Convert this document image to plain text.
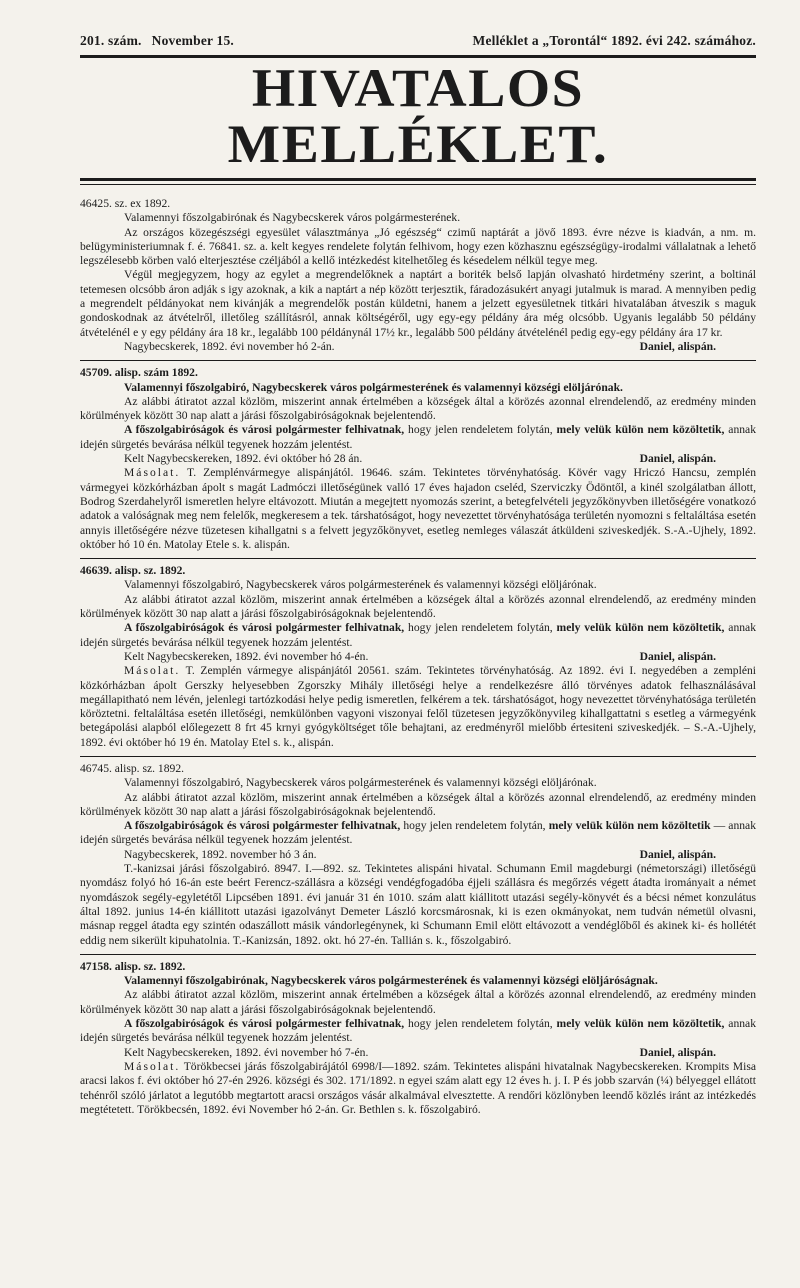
201. szám. November 15.	Melléklet a „Torontál“ 1892. évi 242. számához.
HIVATALOS MELLÉKLET.

46425. sz. ex 1892.

Valamennyi főszolgabirónak és Nagybecskerek város polgármesterének.

Az országos közegészségi egyesület választmánya „Jó egészség“ czimű naptárát a jövő 1893. évre nézve is kiadván, a nm. m. belügyministeriumnak f. é. 76841. sz. a. kelt kegyes rendelete folytán felhivom, hogy ezen közhasznu egészségügy-irodalmi vállalatnak a lehető legszélesebb körben való elterjesztése czéljából a kellő intézkedést kitelhetőleg és késedelem nélkül tegye meg.

Végül megjegyzem, hogy az egylet a megrendelőknek a naptárt a boriték belső lapján olvasható hirdetmény szerint, a boltinál tetemesen olcsóbb áron adják s igy azoknak, a kik a naptárt a nép között terjesztik, fáradozásukért anyagi jutalmuk is marad. A mennyiben pedig a megrendelt példányokat nem kivánják a megrendelők postán küldetni, hanem a jelzett egyesületnek titkári hivatalában átveszik s maguk gondoskodnak az átvételről, illetőleg szállításról, annak költségéről, ugy egy-egy példány ára még olcsóbb. Ugyanis legalább 50 példány átvételénél e y egy példány ára 18 kr., legalább 100 példánynál 17½ kr., legalább 500 példány átvételénél pedig egy-egy példány ára 17 kr.

Nagybecskerek, 1892. évi november hó 2-án.	Daniel, alispán.

45709. alisp. szám 1892.

Valamennyi főszolgabiró, Nagybecskerek város polgármesterének és valamennyi községi elöljárónak.

Az alábbi átiratot azzal közlöm, miszerint annak értelmében a községek által a körözés azonnal elrendelendő, az eredmény minden körülmények között 30 nap alatt a járási főszolgabiróságoknak bejelentendő.

A főszolgabiróságok és városi polgármester felhivatnak, hogy jelen rendeletem folytán, mely velük külön nem közöltetik, annak idején sürgetés bevárása nélkül tegyenek hozzám jelentést.

Kelt Nagybecskereken, 1892. évi október hó 28 án.	Daniel, alispán.

Másolat. T. Zemplénvármegye alispánjától. 19646. szám. Tekintetes törvényhatóság. Kövér vagy Hriczó Hancsu, zemplén vármegyei közkórházban ápolt s magát Ladmóczi illetőségünek valló 17 éves hajadon cseléd, Szerviczky Ödöntől, a kinél szolgálatban állott, Bodrog Szerdahelyről ismeretlen helyre eltávozott. Miután a megejtett nyomozás szerint, a betegfelvételi jegyzőkönyvben illetőségére vonatkozó adatok a valóságnak meg nem felelők, megkeresem a tek. társhatóságot, hogy nevezettet törvényhatósága területén nyomozni s feltaláltása esetén annyis illetőségére nézve tüzetesen kihallgatni s a felvett jegyzőkönyvet, esetleg nemleges válaszát átküldeni sziveskedjék. S.-A.-Ujhely, 1892. október hó 10 én. Matolay Etele s. k. alispán.

46639. alisp. sz. 1892.

Valamennyi főszolgabiró, Nagybecskerek város polgármesterének és valamennyi községi elöljárónak.

Az alábbi átiratot azzal közlöm, miszerint annak értelmében a községek által a körözés azonnal elrendelendő, az eredmény minden körülmények között 30 nap alatt a járási főszolgabiróságoknak bejelentendő.

A főszolgabiróságok és városi polgármester felhivatnak, hogy jelen rendeletem folytán, mely velük külön nem közöltetik, annak idején sürgetés bevárása nélkül tegyenek hozzám jelentést.

Kelt Nagybecskereken, 1892. évi november hó 4-én.	Daniel, alispán.

Másolat. T. Zemplén vármegye alispánjától 20561. szám. Tekintetes törvényhatóság. Az 1892. évi I. negyedében a zempléni közkórházban ápolt Gerszky helyesebben Zgorszky Mihály illetőségi helye a rendelkezésre álló törvényes adatok felhasználásával megállapitható nem lévén, jelenlegi tartózkodási helye pedig ismeretlen, felkérem a tek. társhatóságot, hogy nevezettet törvényhatósága területén köröztetni. feltaláltása esetén illetőségi, nemkülönben vagyoni viszonyai felől tüzetesen jegyzőkönyvileg kihallgattatni s esetleg a vármegyénk betegápolási alapból előlegezett 8 frt 45 krnyi gyógyköltséget tőle behajtani, az eredményről mielőbb értesiteni sziveskedjék. – S.-A.-Ujhely, 1892. évi október hó 19 én. Matolay Etel s. k., alispán.

46745. alisp. sz. 1892.

Valamennyi főszolgabiró, Nagybecskerek város polgármesterének és valamennyi községi elöljárónak.

Az alábbi átiratot azzal közlöm, miszerint annak értelmében a községek által a körözés azonnal elrendelendő, az eredmény minden körülmények között 30 nap alatt a járási főszolgabiróságoknak bejelentendő.

A főszolgabiróságok és városi polgármester felhivatnak, hogy jelen rendeletem folytán, mely velük külön nem közöltetik — annak idején sürgetés bevárása nélkül tegyenek hozzám jelentést.

Nagybecskerek, 1892. november hó 3 án.	Daniel, alispán.

T.-kanizsai járási főszolgabiró. 8947. I.—892. sz. Tekintetes alispáni hivatal. Schumann Emil magdeburgi (németországi) illetőségü nyomdász folyó hó 16-án este beért Ferencz-szállásra a községi vendégfogadóba éjjeli szállásra és megőrzés végett átadta irományait a német nyomdászok segély-egyletétől Lipcsében 1891. évi január 31 én 1010. szám alatt kiállitott utazási segély-könyvét és a bécsi német konzulátus által 1892. junius 14-én kiállitott utazási igazolványt Demeter László korcsmárosnak, ki is ezen okmányokat, nem tudván németül olvasni, másnap reggel átadta egy szintén odaszállott másik vándorlegénynek, ki Schumann Emil elött eltávozott a vendéglőből és akinek ki- és hollétét eddig nem sikerült kipuhatolnia. T.-Kanizsán, 1892. okt. hó 27-én. Tallián s. k., főszolgabiró.

47158. alisp. sz. 1892.

Valamennyi főszolgabirónak, Nagybecskerek város polgármesterének és valamennyi községi elöljáróságnak.

Az alábbi átiratot azzal közlöm, miszerint annak értelmében a községek által a körözés azonnal elrendelendő, az eredmény minden körülmények között 30 nap alatt a járási főszolgabiróságoknak bejelentendő.

A főszolgabiróságok és városi polgármester felhivatnak, hogy jelen rendeletem folytán, mely velük külön nem közöltetik, annak idején sürgetés bevárása nélkül tegyenek hozzám jelentést.

Kelt Nagybecskereken, 1892. évi november hó 7-én.	Daniel, alispán.

Másolat. Törökbecsei járás főszolgabirájától 6998/I—1892. szám. Tekintetes alispáni hivatalnak Nagybecskereken. Krompits Misa aracsi lakos f. évi október hó 27-én 2926. községi és 302. 171/1892. n egyei szám alatt egy 12 éves h. j. I. P és jobb szarván (¼) bélyeggel ellátott tehénről szóló járlatot a legutóbb megtartott aracsi országos vásár alkalmával elvesztette. A rendőri közlönyben leendő közlés iránt az intézkedés megtétetett. Törökbecsén, 1892. évi November hó 2-án. Gr. Bethlen s. k. főszolgabiró.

^^^^^^^^^^^^^^^^

→ Task statement
Scan the material for lines with the word "nézve", and copy each line you find.

→ Final answer
Az országos közegészségi egyesület választmánya „Jó egészség“ czimű naptárát a jövő 1893. évre nézve is kiadván, a nm. m. belügyministeriumnak f. é. 76841. sz. a. kelt kegyes rendelete folytán felhivom, hogy ezen közhasznu egészségügy-irodalmi vállalatnak a lehető legszélesebb körben való elterjesztése czéljából a kellő intézkedést kitelhetőleg és késedelem nélkül tegye meg.
Másolat. T. Zemplénvármegye alispánjától. 19646. szám. Tekintetes törvényhatóság. Kövér vagy Hriczó Hancsu, zemplén vármegyei közkórházban ápolt s magát Ladmóczi illetőségünek valló 17 éves hajadon cseléd, Szerviczky Ödöntől, a kinél szolgálatban állott, Bodrog Szerdahelyről ismeretlen helyre eltávozott. Miután a megejtett nyomozás szerint, a betegfelvételi jegyzőkönyvben illetőségére vonatkozó adatok a valóságnak meg nem felelők, megkeresem a tek. társhatóságot, hogy nevezettet törvényhatósága területén nyomozni s feltaláltása esetén annyis illetőségére nézve tüzetesen kihallgatni s a felvett jegyzőkönyvet, esetleg nemleges válaszát átküldeni sziveskedjék. S.-A.-Ujhely, 1892. október hó 10 én. Matolay Etele s. k. alispán.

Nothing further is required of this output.